Please print the full listing exactly.
--- begin Supplied records ---
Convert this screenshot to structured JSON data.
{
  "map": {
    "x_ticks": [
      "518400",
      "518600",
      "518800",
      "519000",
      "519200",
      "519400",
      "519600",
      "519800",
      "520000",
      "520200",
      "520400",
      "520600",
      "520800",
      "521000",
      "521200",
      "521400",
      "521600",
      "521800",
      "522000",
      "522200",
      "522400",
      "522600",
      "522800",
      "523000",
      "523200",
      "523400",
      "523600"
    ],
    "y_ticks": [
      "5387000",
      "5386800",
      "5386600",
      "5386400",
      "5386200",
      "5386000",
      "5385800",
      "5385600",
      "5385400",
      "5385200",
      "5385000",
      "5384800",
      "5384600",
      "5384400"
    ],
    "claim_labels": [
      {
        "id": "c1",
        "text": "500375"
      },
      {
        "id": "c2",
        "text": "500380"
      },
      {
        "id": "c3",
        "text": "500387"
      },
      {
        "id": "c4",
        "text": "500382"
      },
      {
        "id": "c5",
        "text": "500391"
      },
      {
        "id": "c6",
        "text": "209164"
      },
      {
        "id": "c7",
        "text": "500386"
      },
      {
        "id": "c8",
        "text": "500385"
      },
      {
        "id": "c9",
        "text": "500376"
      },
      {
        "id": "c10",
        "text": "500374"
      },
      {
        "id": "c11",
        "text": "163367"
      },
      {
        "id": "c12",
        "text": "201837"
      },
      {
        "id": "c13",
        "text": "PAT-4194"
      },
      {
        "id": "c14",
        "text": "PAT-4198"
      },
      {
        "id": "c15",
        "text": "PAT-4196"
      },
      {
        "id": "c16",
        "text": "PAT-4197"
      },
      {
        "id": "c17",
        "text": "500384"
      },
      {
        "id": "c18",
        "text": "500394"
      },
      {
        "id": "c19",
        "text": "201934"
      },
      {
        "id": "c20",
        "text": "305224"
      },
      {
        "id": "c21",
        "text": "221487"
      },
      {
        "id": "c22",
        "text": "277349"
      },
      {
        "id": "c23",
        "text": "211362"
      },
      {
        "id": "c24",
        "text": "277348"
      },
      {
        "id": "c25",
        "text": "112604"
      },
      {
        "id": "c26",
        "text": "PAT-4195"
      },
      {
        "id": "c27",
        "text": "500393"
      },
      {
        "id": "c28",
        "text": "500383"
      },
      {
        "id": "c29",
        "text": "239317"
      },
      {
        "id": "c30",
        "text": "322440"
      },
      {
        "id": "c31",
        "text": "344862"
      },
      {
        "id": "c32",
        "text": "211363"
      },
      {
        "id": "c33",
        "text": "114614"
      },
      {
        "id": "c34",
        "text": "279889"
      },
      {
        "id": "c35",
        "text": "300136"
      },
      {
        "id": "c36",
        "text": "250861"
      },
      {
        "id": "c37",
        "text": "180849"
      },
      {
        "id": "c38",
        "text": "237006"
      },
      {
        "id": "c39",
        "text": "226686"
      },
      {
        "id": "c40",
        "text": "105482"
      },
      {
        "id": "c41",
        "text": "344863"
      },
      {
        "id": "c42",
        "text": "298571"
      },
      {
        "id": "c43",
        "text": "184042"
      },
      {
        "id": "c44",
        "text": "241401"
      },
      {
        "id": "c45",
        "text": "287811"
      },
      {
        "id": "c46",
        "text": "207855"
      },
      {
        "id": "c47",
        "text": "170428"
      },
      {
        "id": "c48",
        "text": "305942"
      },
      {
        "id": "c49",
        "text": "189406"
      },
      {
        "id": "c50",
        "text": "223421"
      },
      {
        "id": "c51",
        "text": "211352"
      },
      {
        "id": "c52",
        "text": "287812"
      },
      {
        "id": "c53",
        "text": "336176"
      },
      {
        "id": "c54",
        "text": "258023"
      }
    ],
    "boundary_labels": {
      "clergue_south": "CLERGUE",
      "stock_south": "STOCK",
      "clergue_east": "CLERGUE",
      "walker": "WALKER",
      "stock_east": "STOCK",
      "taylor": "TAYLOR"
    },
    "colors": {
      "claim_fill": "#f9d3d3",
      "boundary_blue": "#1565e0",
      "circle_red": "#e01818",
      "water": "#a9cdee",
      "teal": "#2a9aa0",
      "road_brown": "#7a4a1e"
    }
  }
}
--- end Supplied records ---
• **Answer in full**:
Convert this screenshot to structured JSON data.
{
  "map": {
    "x_ticks": [
      "518400",
      "518600",
      "518800",
      "519000",
      "519200",
      "519400",
      "519600",
      "519800",
      "520000",
      "520200",
      "520400",
      "520600",
      "520800",
      "521000",
      "521200",
      "521400",
      "521600",
      "521800",
      "522000",
      "522200",
      "522400",
      "522600",
      "522800",
      "523000",
      "523200",
      "523400",
      "523600"
    ],
    "y_ticks": [
      "5387000",
      "5386800",
      "5386600",
      "5386400",
      "5386200",
      "5386000",
      "5385800",
      "5385600",
      "5385400",
      "5385200",
      "5385000",
      "5384800",
      "5384600",
      "5384400"
    ],
    "claim_labels": [
      {
        "id": "c1",
        "text": "500375"
      },
      {
        "id": "c2",
        "text": "500380"
      },
      {
        "id": "c3",
        "text": "500387"
      },
      {
        "id": "c4",
        "text": "500382"
      },
      {
        "id": "c5",
        "text": "500391"
      },
      {
        "id": "c6",
        "text": "209164"
      },
      {
        "id": "c7",
        "text": "500386"
      },
      {
        "id": "c8",
        "text": "500385"
      },
      {
        "id": "c9",
        "text": "500376"
      },
      {
        "id": "c10",
        "text": "500374"
      },
      {
        "id": "c11",
        "text": "163367"
      },
      {
        "id": "c12",
        "text": "201837"
      },
      {
        "id": "c13",
        "text": "PAT-4194"
      },
      {
        "id": "c14",
        "text": "PAT-4198"
      },
      {
        "id": "c15",
        "text": "PAT-4196"
      },
      {
        "id": "c16",
        "text": "PAT-4197"
      },
      {
        "id": "c17",
        "text": "500384"
      },
      {
        "id": "c18",
        "text": "500394"
      },
      {
        "id": "c19",
        "text": "201934"
      },
      {
        "id": "c20",
        "text": "305224"
      },
      {
        "id": "c21",
        "text": "221487"
      },
      {
        "id": "c22",
        "text": "277349"
      },
      {
        "id": "c23",
        "text": "211362"
      },
      {
        "id": "c24",
        "text": "277348"
      },
      {
        "id": "c25",
        "text": "112604"
      },
      {
        "id": "c26",
        "text": "PAT-4195"
      },
      {
        "id": "c27",
        "text": "500393"
      },
      {
        "id": "c28",
        "text": "500383"
      },
      {
        "id": "c29",
        "text": "239317"
      },
      {
        "id": "c30",
        "text": "322440"
      },
      {
        "id": "c31",
        "text": "344862"
      },
      {
        "id": "c32",
        "text": "211363"
      },
      {
        "id": "c33",
        "text": "114614"
      },
      {
        "id": "c34",
        "text": "279889"
      },
      {
        "id": "c35",
        "text": "300136"
      },
      {
        "id": "c36",
        "text": "250861"
      },
      {
        "id": "c37",
        "text": "180849"
      },
      {
        "id": "c38",
        "text": "237006"
      },
      {
        "id": "c39",
        "text": "226686"
      },
      {
        "id": "c40",
        "text": "105482"
      },
      {
        "id": "c41",
        "text": "344863"
      },
      {
        "id": "c42",
        "text": "298571"
      },
      {
        "id": "c43",
        "text": "184042"
      },
      {
        "id": "c44",
        "text": "241401"
      },
      {
        "id": "c45",
        "text": "287811"
      },
      {
        "id": "c46",
        "text": "207855"
      },
      {
        "id": "c47",
        "text": "170428"
      },
      {
        "id": "c48",
        "text": "305942"
      },
      {
        "id": "c49",
        "text": "189406"
      },
      {
        "id": "c50",
        "text": "223421"
      },
      {
        "id": "c51",
        "text": "211352"
      },
      {
        "id": "c52",
        "text": "287812"
      },
      {
        "id": "c53",
        "text": "336176"
      },
      {
        "id": "c54",
        "text": "258023"
      }
    ],
    "boundary_labels": {
      "clergue_south": "CLERGUE",
      "stock_south": "STOCK",
      "clergue_east": "CLERGUE",
      "walker": "WALKER",
      "stock_east": "STOCK",
      "taylor": "TAYLOR"
    },
    "colors": {
      "claim_fill": "#f9d3d3",
      "boundary_blue": "#1565e0",
      "circle_red": "#e01818",
      "water": "#a9cdee",
      "teal": "#2a9aa0",
      "road_brown": "#7a4a1e"
    }
  }
}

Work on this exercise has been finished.